→ Requirement: State the number of lines that hold the string "handle", with nothing added.

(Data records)
######
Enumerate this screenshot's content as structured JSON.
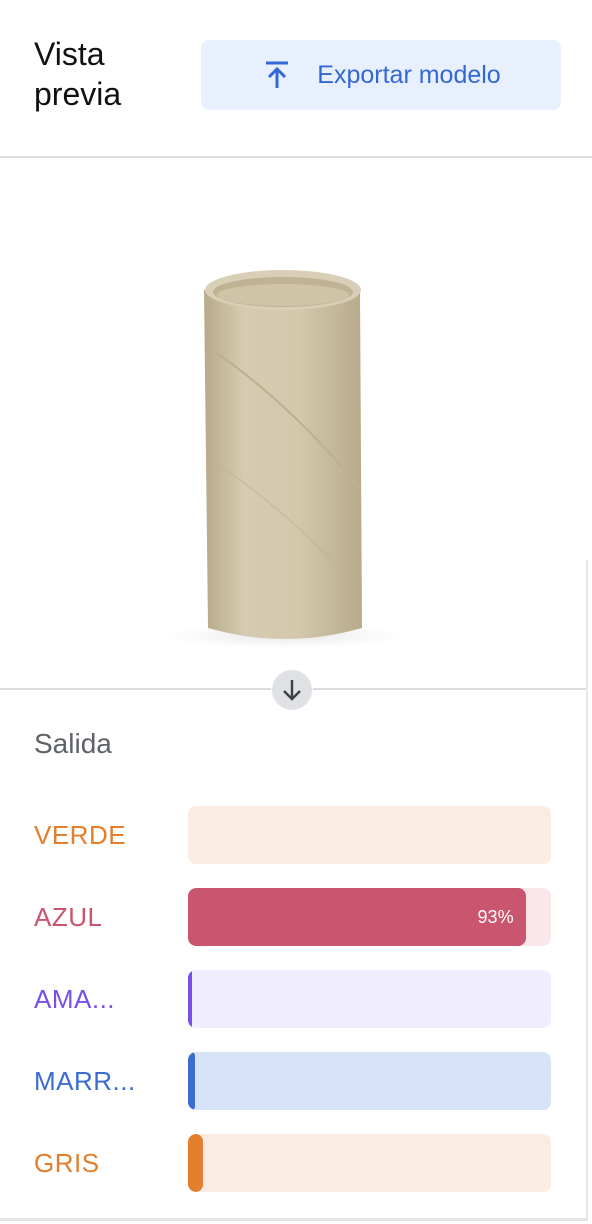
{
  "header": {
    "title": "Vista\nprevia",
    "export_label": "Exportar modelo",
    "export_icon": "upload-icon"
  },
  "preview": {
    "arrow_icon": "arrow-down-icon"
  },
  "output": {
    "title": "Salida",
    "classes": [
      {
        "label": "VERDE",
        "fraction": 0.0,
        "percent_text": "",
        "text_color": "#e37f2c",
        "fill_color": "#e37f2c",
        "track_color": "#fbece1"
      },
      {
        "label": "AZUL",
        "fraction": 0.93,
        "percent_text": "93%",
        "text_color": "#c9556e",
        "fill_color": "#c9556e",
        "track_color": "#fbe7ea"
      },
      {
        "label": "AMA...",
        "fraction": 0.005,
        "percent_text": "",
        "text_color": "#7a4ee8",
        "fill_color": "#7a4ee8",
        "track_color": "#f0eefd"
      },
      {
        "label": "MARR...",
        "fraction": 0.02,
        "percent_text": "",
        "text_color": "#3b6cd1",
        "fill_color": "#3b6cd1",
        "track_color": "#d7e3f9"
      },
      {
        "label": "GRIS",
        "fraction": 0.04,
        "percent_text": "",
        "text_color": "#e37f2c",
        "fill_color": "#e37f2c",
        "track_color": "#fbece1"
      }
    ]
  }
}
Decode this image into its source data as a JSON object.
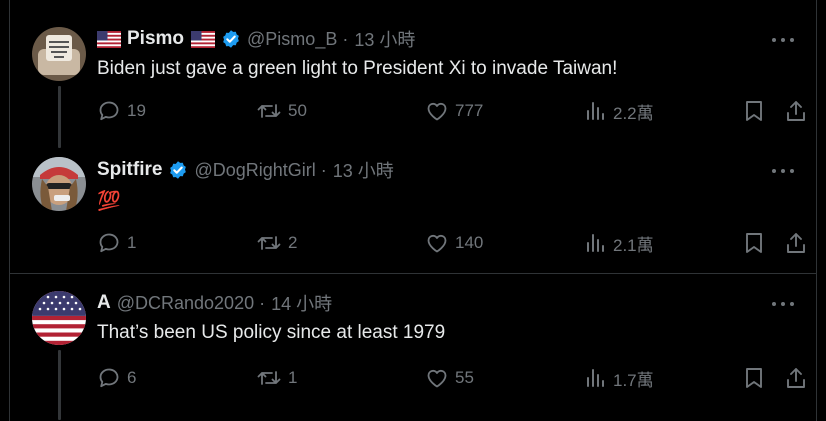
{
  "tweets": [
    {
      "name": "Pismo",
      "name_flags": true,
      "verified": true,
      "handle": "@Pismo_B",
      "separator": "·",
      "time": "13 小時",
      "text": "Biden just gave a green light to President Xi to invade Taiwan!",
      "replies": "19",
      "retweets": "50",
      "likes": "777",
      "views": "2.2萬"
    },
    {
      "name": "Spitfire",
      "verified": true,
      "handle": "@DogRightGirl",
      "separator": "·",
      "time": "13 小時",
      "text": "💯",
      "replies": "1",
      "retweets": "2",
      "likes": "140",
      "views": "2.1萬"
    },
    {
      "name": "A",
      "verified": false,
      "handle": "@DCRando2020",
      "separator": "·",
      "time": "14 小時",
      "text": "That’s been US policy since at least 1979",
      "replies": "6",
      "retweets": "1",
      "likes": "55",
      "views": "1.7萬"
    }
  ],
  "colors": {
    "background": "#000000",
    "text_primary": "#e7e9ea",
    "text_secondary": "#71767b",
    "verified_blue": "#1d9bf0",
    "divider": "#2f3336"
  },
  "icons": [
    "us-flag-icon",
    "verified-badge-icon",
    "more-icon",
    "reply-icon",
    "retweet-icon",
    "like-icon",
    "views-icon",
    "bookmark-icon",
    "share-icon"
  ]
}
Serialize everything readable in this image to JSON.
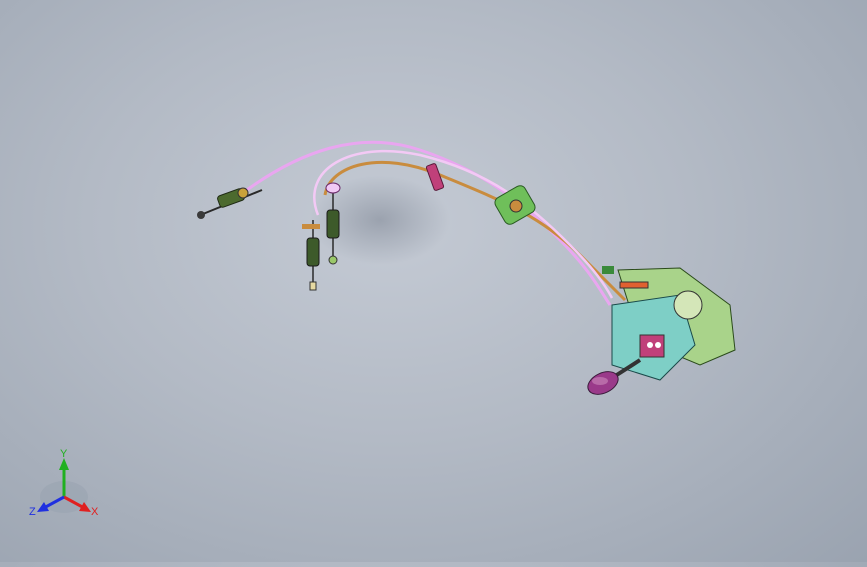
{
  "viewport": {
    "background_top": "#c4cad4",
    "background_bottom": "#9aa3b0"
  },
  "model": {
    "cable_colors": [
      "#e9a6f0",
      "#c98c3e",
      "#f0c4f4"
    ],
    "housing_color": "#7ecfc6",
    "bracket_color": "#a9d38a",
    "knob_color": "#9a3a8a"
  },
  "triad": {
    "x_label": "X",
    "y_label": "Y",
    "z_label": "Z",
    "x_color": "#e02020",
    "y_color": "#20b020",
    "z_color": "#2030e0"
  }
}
######
→ Exercise response: 3